EXERCISE GOAL => Which lines in the material below contain the word "drží"? Copy each of them.

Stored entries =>
■ ■ ■ ■ ■
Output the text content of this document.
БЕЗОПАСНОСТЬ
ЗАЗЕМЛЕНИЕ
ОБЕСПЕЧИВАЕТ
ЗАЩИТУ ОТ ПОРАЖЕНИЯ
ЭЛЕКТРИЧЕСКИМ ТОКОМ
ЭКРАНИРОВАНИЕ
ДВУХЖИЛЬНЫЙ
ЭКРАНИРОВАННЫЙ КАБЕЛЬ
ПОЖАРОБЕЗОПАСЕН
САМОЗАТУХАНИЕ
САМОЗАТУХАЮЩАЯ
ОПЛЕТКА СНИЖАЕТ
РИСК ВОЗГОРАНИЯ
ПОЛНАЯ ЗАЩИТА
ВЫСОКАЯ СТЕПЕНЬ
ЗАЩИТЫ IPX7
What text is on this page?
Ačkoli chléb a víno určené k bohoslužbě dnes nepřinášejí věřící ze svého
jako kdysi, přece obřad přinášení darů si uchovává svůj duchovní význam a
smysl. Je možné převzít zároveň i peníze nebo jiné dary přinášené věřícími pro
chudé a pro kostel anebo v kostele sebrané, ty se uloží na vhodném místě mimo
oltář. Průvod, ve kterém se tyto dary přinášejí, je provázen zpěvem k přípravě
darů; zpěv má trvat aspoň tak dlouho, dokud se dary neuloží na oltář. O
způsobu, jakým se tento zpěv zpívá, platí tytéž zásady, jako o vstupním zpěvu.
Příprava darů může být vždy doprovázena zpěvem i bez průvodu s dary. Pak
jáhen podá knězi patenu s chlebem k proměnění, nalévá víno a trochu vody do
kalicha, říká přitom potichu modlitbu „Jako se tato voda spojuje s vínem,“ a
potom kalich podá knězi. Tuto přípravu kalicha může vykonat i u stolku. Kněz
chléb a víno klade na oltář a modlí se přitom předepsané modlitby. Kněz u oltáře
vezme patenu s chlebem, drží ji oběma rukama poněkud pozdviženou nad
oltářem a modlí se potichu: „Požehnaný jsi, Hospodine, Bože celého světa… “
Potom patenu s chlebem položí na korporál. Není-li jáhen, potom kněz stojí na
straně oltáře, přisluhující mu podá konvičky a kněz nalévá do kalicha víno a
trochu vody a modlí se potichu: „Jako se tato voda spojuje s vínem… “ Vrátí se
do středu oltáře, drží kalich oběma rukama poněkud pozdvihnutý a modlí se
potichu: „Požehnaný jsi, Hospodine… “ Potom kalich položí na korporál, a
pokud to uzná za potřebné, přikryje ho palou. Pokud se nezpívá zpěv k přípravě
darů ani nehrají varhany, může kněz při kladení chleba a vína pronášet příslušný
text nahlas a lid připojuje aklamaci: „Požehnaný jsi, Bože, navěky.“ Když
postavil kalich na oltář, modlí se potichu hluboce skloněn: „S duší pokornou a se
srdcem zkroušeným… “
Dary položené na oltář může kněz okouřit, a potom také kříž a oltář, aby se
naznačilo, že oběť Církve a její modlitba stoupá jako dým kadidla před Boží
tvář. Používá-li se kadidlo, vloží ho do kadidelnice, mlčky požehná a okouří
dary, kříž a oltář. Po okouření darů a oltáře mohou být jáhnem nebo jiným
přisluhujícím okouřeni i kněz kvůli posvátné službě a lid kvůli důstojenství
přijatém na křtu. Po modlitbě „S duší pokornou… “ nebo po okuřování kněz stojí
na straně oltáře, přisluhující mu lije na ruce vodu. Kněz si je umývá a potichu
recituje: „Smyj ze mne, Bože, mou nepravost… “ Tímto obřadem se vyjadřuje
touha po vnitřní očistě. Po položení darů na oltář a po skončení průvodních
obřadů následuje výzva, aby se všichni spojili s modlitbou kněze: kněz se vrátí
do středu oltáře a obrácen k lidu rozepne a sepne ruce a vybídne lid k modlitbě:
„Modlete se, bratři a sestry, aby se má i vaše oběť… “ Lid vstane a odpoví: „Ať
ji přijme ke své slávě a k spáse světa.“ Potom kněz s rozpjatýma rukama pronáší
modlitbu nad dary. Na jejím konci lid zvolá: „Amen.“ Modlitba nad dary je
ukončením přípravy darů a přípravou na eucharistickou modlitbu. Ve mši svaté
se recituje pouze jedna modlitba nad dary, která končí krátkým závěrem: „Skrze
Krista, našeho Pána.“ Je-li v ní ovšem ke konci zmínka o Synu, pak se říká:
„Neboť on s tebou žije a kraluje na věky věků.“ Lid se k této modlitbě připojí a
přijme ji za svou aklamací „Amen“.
■ ■ ■ ■ ■
RESPONSE =>
vezme patenu s chlebem, drží ji oběma rukama poněkud pozdviženou nad
do středu oltáře, drží kalich oběma rukama poněkud pozdvihnutý a modlí se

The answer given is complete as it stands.